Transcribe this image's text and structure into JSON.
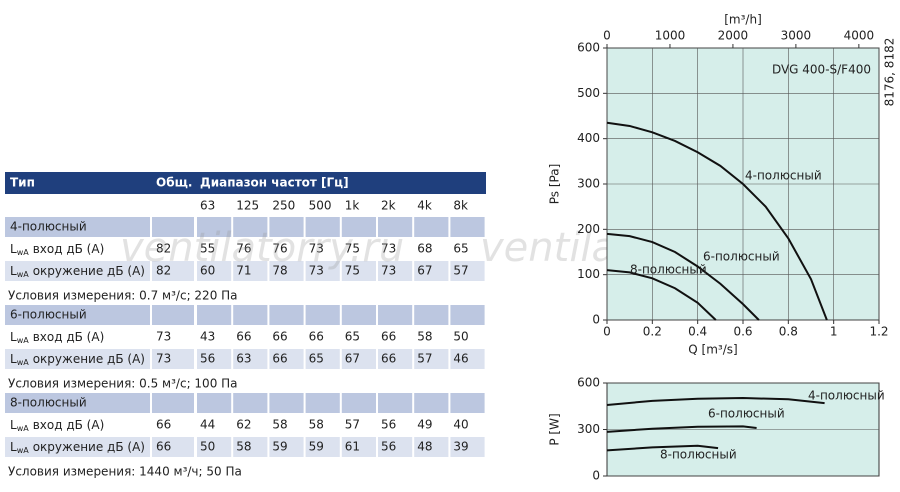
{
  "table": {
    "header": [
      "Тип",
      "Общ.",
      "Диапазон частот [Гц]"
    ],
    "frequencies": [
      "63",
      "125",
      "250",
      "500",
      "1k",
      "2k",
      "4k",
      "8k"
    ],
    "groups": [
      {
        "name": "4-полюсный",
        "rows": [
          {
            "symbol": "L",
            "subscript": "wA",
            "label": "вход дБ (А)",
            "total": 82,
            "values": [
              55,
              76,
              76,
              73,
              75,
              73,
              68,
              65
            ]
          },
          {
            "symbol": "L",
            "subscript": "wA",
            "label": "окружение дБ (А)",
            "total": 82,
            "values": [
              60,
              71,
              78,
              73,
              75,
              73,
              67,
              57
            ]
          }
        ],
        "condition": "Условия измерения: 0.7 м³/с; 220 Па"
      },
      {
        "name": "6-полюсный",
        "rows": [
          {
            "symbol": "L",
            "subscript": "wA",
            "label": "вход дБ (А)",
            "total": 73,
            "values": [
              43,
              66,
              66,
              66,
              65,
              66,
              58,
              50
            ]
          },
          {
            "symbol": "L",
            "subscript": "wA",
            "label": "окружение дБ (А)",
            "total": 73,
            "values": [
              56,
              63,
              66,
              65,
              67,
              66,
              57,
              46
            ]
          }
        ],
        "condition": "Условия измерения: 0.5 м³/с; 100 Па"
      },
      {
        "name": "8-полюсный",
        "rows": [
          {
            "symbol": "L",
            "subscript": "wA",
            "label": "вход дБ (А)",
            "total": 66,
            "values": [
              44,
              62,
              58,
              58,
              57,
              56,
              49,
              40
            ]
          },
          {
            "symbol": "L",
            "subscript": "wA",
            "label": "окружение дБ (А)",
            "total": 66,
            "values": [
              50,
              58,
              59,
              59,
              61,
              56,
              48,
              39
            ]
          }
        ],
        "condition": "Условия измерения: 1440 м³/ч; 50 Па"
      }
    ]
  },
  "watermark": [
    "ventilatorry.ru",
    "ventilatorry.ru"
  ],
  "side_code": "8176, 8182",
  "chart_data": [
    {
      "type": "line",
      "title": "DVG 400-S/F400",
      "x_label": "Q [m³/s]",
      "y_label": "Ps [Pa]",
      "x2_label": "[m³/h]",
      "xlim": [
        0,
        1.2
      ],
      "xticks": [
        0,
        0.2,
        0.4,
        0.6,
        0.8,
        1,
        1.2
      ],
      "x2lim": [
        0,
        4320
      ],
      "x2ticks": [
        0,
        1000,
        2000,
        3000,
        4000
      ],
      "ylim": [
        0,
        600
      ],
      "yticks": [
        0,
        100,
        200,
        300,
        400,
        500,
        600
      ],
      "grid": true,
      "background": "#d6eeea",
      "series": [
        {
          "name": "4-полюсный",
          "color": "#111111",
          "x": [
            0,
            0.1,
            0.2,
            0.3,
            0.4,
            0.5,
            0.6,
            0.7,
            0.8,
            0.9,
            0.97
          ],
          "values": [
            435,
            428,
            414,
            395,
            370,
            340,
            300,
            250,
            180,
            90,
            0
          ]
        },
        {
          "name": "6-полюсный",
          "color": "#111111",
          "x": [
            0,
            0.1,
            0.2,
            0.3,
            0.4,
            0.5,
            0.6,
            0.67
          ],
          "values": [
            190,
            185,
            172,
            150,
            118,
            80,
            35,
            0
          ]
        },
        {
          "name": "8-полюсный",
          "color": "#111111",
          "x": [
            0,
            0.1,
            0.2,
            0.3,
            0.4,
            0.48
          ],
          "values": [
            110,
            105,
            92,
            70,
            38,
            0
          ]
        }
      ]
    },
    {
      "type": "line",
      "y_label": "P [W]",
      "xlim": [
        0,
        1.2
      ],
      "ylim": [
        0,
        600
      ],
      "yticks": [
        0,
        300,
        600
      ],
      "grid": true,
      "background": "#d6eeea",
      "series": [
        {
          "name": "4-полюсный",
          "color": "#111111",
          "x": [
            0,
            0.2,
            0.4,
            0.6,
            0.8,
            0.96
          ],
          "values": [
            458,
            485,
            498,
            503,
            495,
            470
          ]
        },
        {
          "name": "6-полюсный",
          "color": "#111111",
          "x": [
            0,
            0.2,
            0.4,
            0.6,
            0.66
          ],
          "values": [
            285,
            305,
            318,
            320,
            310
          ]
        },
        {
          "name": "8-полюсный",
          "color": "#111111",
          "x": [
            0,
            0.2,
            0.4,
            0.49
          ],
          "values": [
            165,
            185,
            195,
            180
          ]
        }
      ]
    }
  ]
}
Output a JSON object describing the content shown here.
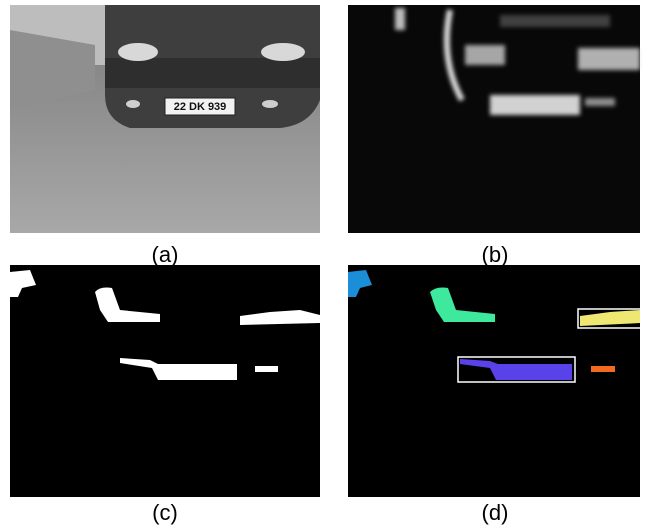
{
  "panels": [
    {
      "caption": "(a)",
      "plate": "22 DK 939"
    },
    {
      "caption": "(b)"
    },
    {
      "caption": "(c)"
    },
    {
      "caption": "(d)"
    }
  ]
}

* * * * *

From the listing, copy each line containing the word "JSON".

Transcribe this image's text and structure into JSON.
Output a JSON object describing the content shown here.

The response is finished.